Start of Material to process

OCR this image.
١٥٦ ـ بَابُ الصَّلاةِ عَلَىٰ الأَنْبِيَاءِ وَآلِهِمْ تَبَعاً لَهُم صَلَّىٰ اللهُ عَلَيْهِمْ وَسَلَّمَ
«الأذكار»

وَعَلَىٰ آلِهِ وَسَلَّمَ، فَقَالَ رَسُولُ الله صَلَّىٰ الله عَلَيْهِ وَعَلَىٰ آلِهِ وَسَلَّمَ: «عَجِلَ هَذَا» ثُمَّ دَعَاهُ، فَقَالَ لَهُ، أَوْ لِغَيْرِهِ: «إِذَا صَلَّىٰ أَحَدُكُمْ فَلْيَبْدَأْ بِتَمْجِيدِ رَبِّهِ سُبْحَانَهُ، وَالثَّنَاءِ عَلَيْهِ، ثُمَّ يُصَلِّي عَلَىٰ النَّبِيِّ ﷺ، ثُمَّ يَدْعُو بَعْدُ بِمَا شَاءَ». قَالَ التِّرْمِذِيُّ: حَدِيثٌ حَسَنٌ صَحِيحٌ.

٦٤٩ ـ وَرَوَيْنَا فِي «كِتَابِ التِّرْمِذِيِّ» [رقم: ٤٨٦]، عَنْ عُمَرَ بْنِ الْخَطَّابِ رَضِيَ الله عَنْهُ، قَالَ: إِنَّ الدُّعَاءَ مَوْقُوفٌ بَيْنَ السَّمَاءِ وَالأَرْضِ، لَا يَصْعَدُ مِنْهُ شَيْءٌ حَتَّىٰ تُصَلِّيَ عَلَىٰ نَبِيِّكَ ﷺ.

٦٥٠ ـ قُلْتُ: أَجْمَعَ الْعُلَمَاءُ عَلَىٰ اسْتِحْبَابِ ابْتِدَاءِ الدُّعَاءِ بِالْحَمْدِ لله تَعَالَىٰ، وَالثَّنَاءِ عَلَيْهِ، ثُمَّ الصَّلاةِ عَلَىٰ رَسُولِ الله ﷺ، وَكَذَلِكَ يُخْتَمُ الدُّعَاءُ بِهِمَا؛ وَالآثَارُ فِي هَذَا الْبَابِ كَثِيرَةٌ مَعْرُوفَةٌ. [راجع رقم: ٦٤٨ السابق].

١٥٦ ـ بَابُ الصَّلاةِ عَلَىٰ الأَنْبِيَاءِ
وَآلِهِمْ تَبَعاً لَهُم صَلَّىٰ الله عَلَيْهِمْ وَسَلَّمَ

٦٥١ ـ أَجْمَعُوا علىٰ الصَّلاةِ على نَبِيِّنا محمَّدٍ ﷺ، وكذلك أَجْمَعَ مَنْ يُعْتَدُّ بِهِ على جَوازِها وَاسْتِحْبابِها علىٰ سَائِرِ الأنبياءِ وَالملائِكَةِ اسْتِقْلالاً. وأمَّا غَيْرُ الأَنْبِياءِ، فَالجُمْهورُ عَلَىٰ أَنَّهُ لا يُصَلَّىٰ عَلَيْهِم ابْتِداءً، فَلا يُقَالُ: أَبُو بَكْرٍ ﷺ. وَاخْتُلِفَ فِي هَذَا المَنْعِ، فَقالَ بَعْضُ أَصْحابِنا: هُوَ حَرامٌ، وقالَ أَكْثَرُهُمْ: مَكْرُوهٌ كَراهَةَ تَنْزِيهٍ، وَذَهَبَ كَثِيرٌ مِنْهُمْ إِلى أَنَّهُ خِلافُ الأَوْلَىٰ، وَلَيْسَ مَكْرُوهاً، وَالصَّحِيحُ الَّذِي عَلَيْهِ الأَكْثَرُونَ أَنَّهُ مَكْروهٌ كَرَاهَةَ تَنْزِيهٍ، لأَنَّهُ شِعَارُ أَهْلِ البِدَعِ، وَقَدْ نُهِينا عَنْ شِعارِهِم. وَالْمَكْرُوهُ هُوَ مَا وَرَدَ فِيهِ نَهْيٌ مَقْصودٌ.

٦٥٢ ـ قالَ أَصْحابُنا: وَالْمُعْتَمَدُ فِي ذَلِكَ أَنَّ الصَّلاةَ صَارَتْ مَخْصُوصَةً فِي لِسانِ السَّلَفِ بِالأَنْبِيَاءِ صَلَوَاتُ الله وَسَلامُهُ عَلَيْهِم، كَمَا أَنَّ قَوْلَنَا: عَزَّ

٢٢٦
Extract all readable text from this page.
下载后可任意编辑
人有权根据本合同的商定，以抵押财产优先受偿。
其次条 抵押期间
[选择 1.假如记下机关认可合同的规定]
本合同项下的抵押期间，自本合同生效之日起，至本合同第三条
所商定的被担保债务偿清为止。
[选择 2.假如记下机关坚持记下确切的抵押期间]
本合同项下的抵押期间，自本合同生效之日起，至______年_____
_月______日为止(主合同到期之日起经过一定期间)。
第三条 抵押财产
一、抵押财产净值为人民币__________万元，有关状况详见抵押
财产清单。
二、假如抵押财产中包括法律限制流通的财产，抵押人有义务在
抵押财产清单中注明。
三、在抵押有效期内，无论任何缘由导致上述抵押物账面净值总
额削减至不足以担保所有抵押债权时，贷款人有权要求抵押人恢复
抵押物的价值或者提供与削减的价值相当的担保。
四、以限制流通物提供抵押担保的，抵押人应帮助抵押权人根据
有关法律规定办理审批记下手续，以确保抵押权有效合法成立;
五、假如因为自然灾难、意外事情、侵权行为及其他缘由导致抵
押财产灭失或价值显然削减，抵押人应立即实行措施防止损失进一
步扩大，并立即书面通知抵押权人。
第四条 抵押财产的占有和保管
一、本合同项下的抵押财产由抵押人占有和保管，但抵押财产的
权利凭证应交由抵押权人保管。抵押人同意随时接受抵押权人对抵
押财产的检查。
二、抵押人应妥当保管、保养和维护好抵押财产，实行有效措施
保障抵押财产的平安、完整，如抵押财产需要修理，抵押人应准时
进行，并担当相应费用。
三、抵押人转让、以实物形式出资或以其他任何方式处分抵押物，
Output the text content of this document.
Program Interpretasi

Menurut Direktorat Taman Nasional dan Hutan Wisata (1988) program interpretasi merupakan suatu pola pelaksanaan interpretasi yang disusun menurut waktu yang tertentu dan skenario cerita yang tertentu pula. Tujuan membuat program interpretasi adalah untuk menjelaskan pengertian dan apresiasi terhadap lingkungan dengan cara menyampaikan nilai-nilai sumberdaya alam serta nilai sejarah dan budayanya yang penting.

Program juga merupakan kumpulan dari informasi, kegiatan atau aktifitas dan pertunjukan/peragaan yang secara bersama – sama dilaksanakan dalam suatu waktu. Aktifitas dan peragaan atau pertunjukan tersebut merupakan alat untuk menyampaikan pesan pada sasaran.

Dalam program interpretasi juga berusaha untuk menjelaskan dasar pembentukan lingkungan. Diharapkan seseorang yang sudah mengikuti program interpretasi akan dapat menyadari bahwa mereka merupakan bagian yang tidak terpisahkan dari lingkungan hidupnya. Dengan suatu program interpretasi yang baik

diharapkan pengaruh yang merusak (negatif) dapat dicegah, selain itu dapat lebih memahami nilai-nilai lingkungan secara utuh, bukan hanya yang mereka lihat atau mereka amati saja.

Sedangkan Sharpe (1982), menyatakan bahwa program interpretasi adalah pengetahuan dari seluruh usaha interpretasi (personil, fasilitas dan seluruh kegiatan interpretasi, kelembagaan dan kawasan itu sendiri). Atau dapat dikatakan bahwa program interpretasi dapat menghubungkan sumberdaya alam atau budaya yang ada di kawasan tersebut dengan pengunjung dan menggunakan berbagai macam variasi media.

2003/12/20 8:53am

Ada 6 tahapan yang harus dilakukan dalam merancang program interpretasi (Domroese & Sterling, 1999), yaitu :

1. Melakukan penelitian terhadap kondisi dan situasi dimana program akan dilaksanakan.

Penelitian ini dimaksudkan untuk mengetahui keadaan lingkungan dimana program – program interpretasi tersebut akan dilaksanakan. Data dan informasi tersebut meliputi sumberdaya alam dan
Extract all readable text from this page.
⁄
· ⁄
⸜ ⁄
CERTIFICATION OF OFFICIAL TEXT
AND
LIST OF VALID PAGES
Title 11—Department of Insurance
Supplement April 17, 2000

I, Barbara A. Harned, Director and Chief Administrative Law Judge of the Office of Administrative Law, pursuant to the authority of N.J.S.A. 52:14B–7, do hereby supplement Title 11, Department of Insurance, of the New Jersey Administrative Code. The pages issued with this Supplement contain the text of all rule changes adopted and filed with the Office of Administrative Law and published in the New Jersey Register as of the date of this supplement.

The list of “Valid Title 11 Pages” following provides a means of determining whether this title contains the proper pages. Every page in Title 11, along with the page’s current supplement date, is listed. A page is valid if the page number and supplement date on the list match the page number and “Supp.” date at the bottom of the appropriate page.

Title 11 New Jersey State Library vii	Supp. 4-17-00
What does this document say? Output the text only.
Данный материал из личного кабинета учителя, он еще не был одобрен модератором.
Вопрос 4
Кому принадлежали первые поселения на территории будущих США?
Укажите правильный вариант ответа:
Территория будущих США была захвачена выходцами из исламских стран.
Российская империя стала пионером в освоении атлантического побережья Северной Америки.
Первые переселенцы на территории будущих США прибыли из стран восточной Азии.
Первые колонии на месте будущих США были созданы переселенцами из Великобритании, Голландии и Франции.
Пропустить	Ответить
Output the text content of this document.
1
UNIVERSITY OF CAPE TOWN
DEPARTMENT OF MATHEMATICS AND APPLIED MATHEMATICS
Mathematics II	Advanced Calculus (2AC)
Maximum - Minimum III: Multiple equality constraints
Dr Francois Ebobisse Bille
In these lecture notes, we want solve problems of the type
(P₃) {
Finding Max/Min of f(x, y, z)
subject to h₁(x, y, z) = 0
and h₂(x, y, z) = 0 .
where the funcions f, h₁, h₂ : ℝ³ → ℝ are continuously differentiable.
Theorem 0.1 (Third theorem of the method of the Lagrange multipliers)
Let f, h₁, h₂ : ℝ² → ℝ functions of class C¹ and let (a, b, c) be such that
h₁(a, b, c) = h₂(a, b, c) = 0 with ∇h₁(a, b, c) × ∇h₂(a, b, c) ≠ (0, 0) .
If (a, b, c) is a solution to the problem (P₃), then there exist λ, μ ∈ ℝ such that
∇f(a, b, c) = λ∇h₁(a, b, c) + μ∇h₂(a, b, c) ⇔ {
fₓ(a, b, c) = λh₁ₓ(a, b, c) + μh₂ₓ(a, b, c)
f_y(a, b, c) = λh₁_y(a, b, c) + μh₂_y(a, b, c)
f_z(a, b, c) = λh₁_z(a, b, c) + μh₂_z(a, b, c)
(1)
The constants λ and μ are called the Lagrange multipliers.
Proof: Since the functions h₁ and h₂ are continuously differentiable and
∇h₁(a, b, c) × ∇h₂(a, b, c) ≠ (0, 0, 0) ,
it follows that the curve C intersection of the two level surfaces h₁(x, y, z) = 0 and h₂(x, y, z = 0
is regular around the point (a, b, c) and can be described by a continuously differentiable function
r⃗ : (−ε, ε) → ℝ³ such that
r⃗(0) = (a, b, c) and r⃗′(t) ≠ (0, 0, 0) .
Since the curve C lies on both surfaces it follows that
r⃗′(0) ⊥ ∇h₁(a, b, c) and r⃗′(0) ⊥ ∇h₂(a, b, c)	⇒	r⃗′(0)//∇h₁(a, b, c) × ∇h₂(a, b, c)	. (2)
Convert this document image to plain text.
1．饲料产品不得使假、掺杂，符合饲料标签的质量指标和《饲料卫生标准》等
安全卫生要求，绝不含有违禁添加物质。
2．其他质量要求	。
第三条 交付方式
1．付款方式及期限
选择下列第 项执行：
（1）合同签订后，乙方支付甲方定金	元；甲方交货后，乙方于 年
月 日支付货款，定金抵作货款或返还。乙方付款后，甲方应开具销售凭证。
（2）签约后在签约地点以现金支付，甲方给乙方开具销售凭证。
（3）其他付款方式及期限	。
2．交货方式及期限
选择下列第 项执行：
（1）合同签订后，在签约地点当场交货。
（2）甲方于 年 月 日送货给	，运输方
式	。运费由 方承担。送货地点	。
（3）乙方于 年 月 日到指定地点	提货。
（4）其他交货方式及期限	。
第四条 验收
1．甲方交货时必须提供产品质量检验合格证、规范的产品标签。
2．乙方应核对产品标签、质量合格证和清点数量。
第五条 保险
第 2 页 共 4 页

End of Material to process

- **Exercise**
Search the preceding listing for the word "dapat" and pull out every line that holds it.

- **Response**
Dalam program interpretasi juga berusaha untuk menjelaskan dasar pembentukan lingkungan. Diharapkan seseorang yang sudah mengikuti program interpretasi akan dapat menyadari bahwa mereka merupakan bagian yang tidak terpisahkan dari lingkungan hidupnya. Dengan suatu program interpretasi yang baik
diharapkan pengaruh yang merusak (negatif) dapat dicegah, selain itu dapat lebih memahami nilai-nilai lingkungan secara utuh, bukan hanya yang mereka lihat atau mereka amati saja.
Sedangkan Sharpe (1982), menyatakan bahwa program interpretasi adalah pengetahuan dari seluruh usaha interpretasi (personil, fasilitas dan seluruh kegiatan interpretasi, kelembagaan dan kawasan itu sendiri). Atau dapat dikatakan bahwa program interpretasi dapat menghubungkan sumberdaya alam atau budaya yang ada di kawasan tersebut dengan pengunjung dan menggunakan berbagai macam variasi media.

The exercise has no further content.